Task directions.
Go over the listing below line by line and tally those containing "images". Give only the tally.

------------------------------------

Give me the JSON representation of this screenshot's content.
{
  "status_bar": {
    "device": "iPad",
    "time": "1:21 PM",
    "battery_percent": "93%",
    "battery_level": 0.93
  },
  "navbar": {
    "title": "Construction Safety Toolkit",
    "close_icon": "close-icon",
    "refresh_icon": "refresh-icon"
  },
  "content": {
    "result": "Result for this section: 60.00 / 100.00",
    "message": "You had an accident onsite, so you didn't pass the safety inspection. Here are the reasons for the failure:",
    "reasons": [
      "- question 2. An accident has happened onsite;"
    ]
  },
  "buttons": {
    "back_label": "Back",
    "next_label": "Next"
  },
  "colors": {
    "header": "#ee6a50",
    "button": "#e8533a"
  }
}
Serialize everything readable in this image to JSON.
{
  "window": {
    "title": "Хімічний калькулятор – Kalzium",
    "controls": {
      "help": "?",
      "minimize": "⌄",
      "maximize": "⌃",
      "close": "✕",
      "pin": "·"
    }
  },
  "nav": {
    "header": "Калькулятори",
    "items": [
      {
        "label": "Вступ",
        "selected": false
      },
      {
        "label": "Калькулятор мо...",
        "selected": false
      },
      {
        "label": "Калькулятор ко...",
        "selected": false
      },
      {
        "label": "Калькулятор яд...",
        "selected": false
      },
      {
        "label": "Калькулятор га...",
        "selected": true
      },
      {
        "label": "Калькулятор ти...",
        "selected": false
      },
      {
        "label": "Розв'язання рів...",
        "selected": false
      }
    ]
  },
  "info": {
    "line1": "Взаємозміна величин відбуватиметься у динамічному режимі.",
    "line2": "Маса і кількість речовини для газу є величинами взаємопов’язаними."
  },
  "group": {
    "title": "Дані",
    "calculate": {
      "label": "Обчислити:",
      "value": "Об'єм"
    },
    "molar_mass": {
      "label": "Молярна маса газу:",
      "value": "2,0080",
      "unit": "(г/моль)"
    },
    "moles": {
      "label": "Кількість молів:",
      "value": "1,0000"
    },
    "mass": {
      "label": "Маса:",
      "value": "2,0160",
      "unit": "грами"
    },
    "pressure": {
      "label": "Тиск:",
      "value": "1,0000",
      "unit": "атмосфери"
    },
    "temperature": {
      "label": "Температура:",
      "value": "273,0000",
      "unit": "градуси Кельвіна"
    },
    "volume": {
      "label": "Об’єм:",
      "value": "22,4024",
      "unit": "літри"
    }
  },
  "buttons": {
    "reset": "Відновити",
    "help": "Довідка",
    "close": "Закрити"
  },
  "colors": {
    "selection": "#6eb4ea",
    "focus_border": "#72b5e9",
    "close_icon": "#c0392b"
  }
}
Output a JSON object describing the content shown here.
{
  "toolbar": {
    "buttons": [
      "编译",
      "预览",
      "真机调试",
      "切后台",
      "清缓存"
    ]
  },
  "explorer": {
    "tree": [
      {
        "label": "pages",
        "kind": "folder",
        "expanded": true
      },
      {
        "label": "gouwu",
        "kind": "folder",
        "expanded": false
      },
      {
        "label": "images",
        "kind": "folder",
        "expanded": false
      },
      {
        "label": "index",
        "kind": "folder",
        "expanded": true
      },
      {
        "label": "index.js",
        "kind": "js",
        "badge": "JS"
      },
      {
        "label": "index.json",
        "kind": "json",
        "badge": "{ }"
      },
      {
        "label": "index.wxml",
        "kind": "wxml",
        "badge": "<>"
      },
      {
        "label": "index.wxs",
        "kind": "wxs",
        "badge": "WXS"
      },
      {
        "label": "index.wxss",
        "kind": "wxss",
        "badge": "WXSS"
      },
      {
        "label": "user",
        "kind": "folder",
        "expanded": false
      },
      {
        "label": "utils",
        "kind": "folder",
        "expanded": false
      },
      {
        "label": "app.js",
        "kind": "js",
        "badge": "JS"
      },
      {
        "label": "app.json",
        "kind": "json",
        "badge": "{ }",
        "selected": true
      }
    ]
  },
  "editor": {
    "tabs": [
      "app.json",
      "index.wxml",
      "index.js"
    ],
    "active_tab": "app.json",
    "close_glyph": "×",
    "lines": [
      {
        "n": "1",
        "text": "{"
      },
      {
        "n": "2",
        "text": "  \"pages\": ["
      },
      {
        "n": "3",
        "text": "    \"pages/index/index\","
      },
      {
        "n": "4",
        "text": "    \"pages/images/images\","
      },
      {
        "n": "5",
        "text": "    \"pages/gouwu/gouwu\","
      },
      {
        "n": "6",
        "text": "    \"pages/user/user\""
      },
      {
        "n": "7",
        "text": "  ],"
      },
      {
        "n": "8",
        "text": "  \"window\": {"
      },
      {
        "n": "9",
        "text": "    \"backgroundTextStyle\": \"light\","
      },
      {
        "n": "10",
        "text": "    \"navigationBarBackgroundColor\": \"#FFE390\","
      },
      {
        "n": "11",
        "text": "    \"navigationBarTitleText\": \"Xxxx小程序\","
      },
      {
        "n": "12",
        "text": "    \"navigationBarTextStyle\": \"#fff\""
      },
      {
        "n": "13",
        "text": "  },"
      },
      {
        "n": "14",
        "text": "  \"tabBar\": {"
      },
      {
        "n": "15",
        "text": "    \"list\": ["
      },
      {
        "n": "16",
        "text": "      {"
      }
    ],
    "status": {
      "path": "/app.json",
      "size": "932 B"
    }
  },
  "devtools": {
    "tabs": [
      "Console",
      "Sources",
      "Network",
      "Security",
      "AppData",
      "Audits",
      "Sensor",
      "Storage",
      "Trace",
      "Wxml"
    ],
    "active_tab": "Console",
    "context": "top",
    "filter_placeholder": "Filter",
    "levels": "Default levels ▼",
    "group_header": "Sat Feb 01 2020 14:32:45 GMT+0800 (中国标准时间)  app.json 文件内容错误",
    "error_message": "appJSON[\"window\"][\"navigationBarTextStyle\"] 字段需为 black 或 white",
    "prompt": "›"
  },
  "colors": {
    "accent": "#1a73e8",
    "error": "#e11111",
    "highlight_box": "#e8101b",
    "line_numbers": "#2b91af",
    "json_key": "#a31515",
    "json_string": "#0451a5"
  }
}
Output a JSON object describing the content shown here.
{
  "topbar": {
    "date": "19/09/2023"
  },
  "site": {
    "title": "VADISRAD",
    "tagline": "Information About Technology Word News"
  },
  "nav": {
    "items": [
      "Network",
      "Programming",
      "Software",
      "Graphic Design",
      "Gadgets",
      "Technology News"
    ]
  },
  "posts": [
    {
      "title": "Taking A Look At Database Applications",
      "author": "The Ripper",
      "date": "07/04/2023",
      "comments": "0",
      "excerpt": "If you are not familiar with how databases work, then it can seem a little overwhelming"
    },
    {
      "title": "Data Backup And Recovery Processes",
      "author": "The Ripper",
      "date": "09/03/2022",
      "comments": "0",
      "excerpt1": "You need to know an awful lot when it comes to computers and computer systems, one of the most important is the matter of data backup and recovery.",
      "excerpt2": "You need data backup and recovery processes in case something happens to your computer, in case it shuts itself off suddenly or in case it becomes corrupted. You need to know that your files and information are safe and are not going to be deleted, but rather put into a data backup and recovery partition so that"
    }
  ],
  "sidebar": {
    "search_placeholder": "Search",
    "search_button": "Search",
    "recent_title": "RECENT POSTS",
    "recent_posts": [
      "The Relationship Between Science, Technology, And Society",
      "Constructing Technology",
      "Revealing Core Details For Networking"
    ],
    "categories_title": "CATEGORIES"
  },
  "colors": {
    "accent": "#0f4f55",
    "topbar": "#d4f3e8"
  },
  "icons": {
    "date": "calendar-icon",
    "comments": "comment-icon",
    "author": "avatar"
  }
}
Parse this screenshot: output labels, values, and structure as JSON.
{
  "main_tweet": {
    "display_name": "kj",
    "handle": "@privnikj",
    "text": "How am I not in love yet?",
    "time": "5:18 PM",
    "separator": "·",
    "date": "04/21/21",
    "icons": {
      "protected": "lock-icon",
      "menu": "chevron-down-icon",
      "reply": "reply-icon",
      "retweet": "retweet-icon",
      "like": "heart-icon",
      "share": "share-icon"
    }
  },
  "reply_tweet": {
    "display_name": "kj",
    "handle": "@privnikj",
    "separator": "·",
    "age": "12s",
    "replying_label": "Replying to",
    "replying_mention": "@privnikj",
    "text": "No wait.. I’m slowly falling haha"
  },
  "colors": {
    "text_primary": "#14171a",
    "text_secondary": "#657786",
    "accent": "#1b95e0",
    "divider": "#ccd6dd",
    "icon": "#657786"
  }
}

------------------------------------

Finished exercise.
2